Set task: Return the listing word for word, as given.

# # # # # # #

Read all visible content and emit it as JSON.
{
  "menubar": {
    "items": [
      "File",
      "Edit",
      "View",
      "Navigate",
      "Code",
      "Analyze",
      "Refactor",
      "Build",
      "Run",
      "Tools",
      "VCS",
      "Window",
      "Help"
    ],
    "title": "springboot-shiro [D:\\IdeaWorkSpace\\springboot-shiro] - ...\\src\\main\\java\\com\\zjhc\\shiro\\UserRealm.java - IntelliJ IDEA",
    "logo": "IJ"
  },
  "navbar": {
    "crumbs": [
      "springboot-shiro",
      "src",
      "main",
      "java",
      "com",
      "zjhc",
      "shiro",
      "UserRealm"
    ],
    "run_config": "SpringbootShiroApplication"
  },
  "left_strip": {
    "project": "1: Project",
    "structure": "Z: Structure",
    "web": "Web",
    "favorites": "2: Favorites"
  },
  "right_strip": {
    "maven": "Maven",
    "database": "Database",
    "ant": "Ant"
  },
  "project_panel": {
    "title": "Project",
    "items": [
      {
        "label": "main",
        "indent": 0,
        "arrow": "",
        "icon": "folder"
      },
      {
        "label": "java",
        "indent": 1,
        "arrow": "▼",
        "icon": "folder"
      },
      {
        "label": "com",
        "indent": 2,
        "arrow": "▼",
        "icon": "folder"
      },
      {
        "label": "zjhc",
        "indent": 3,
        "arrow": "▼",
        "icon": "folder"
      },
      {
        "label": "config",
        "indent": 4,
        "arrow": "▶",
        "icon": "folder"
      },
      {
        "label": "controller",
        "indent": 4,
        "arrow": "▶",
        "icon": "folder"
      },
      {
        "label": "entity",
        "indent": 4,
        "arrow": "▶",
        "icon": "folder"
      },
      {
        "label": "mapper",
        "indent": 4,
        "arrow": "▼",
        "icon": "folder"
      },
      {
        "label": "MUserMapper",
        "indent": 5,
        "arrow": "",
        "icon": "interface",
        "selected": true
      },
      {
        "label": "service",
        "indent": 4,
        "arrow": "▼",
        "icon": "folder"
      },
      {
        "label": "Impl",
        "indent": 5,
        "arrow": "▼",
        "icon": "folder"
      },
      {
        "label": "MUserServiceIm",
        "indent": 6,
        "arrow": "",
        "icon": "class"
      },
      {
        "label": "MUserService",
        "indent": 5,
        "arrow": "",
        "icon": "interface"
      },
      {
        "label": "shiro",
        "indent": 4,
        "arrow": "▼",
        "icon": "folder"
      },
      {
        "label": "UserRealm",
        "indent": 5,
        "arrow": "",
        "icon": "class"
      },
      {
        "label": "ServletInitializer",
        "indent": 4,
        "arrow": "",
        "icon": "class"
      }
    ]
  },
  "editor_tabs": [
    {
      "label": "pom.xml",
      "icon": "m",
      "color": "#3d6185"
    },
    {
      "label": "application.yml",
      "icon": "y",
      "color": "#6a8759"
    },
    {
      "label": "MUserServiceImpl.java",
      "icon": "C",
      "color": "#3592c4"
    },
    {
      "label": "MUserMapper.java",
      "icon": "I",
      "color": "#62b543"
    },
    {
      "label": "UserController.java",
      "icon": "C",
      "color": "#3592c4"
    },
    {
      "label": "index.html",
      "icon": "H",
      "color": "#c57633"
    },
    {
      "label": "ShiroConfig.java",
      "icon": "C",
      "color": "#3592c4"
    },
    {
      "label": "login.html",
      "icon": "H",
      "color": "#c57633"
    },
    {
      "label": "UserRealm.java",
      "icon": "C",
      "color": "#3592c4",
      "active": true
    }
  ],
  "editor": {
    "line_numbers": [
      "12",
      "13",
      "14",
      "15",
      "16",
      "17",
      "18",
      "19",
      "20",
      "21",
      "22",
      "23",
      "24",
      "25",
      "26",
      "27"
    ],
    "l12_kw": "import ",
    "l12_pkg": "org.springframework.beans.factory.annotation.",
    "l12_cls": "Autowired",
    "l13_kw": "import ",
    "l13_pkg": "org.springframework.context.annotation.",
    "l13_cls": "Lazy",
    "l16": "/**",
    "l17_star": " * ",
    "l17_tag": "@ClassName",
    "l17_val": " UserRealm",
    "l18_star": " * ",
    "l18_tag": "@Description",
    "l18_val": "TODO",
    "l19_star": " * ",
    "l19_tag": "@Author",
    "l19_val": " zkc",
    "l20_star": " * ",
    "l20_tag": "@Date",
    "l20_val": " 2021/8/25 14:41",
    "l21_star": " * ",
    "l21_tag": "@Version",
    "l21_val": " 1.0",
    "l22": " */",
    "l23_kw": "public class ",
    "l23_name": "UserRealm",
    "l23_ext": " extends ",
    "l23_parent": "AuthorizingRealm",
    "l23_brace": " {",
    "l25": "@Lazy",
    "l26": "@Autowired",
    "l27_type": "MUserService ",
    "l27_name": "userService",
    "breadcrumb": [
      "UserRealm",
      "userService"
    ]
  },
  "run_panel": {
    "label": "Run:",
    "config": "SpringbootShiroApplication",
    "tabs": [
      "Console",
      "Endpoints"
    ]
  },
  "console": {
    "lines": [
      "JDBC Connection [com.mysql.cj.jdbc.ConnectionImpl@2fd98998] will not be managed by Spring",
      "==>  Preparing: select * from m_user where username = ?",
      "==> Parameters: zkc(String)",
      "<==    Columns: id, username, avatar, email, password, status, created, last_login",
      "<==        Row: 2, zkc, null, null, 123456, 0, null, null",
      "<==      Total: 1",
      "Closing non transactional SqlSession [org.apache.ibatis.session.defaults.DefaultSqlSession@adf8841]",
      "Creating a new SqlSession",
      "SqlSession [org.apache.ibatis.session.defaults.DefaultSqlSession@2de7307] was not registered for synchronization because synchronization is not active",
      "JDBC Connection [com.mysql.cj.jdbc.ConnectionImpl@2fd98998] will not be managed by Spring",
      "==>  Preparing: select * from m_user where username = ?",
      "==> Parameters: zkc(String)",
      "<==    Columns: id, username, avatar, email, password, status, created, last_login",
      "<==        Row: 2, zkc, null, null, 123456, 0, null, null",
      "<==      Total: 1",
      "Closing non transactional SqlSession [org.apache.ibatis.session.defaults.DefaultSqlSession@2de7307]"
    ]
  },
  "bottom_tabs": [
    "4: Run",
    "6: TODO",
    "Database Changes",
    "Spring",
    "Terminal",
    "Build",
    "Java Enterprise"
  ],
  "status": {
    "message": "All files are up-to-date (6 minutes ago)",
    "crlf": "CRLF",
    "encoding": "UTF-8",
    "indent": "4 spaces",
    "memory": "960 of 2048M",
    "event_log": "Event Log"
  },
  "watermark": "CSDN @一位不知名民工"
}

# # # # # # #

Result for this task:
Read all visible content and emit it as JSON.
{
  "menubar": {
    "items": [
      "File",
      "Edit",
      "View",
      "Navigate",
      "Code",
      "Analyze",
      "Refactor",
      "Build",
      "Run",
      "Tools",
      "VCS",
      "Window",
      "Help"
    ],
    "title": "springboot-shiro [D:\\IdeaWorkSpace\\springboot-shiro] - ...\\src\\main\\java\\com\\zjhc\\shiro\\UserRealm.java - IntelliJ IDEA",
    "logo": "IJ"
  },
  "navbar": {
    "crumbs": [
      "springboot-shiro",
      "src",
      "main",
      "java",
      "com",
      "zjhc",
      "shiro",
      "UserRealm"
    ],
    "run_config": "SpringbootShiroApplication"
  },
  "left_strip": {
    "project": "1: Project",
    "structure": "Z: Structure",
    "web": "Web",
    "favorites": "2: Favorites"
  },
  "right_strip": {
    "maven": "Maven",
    "database": "Database",
    "ant": "Ant"
  },
  "project_panel": {
    "title": "Project",
    "items": [
      {
        "label": "main",
        "indent": 0,
        "arrow": "",
        "icon": "folder"
      },
      {
        "label": "java",
        "indent": 1,
        "arrow": "▼",
        "icon": "folder"
      },
      {
        "label": "com",
        "indent": 2,
        "arrow": "▼",
        "icon": "folder"
      },
      {
        "label": "zjhc",
        "indent": 3,
        "arrow": "▼",
        "icon": "folder"
      },
      {
        "label": "config",
        "indent": 4,
        "arrow": "▶",
        "icon": "folder"
      },
      {
        "label": "controller",
        "indent": 4,
        "arrow": "▶",
        "icon": "folder"
      },
      {
        "label": "entity",
        "indent": 4,
        "arrow": "▶",
        "icon": "folder"
      },
      {
        "label": "mapper",
        "indent": 4,
        "arrow": "▼",
        "icon": "folder"
      },
      {
        "label": "MUserMapper",
        "indent": 5,
        "arrow": "",
        "icon": "interface",
        "selected": true
      },
      {
        "label": "service",
        "indent": 4,
        "arrow": "▼",
        "icon": "folder"
      },
      {
        "label": "Impl",
        "indent": 5,
        "arrow": "▼",
        "icon": "folder"
      },
      {
        "label": "MUserServiceIm",
        "indent": 6,
        "arrow": "",
        "icon": "class"
      },
      {
        "label": "MUserService",
        "indent": 5,
        "arrow": "",
        "icon": "interface"
      },
      {
        "label": "shiro",
        "indent": 4,
        "arrow": "▼",
        "icon": "folder"
      },
      {
        "label": "UserRealm",
        "indent": 5,
        "arrow": "",
        "icon": "class"
      },
      {
        "label": "ServletInitializer",
        "indent": 4,
        "arrow": "",
        "icon": "class"
      }
    ]
  },
  "editor_tabs": [
    {
      "label": "pom.xml",
      "icon": "m",
      "color": "#3d6185"
    },
    {
      "label": "application.yml",
      "icon": "y",
      "color": "#6a8759"
    },
    {
      "label": "MUserServiceImpl.java",
      "icon": "C",
      "color": "#3592c4"
    },
    {
      "label": "MUserMapper.java",
      "icon": "I",
      "color": "#62b543"
    },
    {
      "label": "UserController.java",
      "icon": "C",
      "color": "#3592c4"
    },
    {
      "label": "index.html",
      "icon": "H",
      "color": "#c57633"
    },
    {
      "label": "ShiroConfig.java",
      "icon": "C",
      "color": "#3592c4"
    },
    {
      "label": "login.html",
      "icon": "H",
      "color": "#c57633"
    },
    {
      "label": "UserRealm.java",
      "icon": "C",
      "color": "#3592c4",
      "active": true
    }
  ],
  "editor": {
    "line_numbers": [
      "12",
      "13",
      "14",
      "15",
      "16",
      "17",
      "18",
      "19",
      "20",
      "21",
      "22",
      "23",
      "24",
      "25",
      "26",
      "27"
    ],
    "l12_kw": "import ",
    "l12_pkg": "org.springframework.beans.factory.annotation.",
    "l12_cls": "Autowired",
    "l13_kw": "import ",
    "l13_pkg": "org.springframework.context.annotation.",
    "l13_cls": "Lazy",
    "l16": "/**",
    "l17_star": " * ",
    "l17_tag": "@ClassName",
    "l17_val": " UserRealm",
    "l18_star": " * ",
    "l18_tag": "@Description",
    "l18_val": "TODO",
    "l19_star": " * ",
    "l19_tag": "@Author",
    "l19_val": " zkc",
    "l20_star": " * ",
    "l20_tag": "@Date",
    "l20_val": " 2021/8/25 14:41",
    "l21_star": " * ",
    "l21_tag": "@Version",
    "l21_val": " 1.0",
    "l22": " */",
    "l23_kw": "public class ",
    "l23_name": "UserRealm",
    "l23_ext": " extends ",
    "l23_parent": "AuthorizingRealm",
    "l23_brace": " {",
    "l25": "@Lazy",
    "l26": "@Autowired",
    "l27_type": "MUserService ",
    "l27_name": "userService",
    "breadcrumb": [
      "UserRealm",
      "userService"
    ]
  },
  "run_panel": {
    "label": "Run:",
    "config": "SpringbootShiroApplication",
    "tabs": [
      "Console",
      "Endpoints"
    ]
  },
  "console": {
    "lines": [
      "JDBC Connection [com.mysql.cj.jdbc.ConnectionImpl@2fd98998] will not be managed by Spring",
      "==>  Preparing: select * from m_user where username = ?",
      "==> Parameters: zkc(String)",
      "<==    Columns: id, username, avatar, email, password, status, created, last_login",
      "<==        Row: 2, zkc, null, null, 123456, 0, null, null",
      "<==      Total: 1",
      "Closing non transactional SqlSession [org.apache.ibatis.session.defaults.DefaultSqlSession@adf8841]",
      "Creating a new SqlSession",
      "SqlSession [org.apache.ibatis.session.defaults.DefaultSqlSession@2de7307] was not registered for synchronization because synchronization is not active",
      "JDBC Connection [com.mysql.cj.jdbc.ConnectionImpl@2fd98998] will not be managed by Spring",
      "==>  Preparing: select * from m_user where username = ?",
      "==> Parameters: zkc(String)",
      "<==    Columns: id, username, avatar, email, password, status, created, last_login",
      "<==        Row: 2, zkc, null, null, 123456, 0, null, null",
      "<==      Total: 1",
      "Closing non transactional SqlSession [org.apache.ibatis.session.defaults.DefaultSqlSession@2de7307]"
    ]
  },
  "bottom_tabs": [
    "4: Run",
    "6: TODO",
    "Database Changes",
    "Spring",
    "Terminal",
    "Build",
    "Java Enterprise"
  ],
  "status": {
    "message": "All files are up-to-date (6 minutes ago)",
    "crlf": "CRLF",
    "encoding": "UTF-8",
    "indent": "4 spaces",
    "memory": "960 of 2048M",
    "event_log": "Event Log"
  },
  "watermark": "CSDN @一位不知名民工"
}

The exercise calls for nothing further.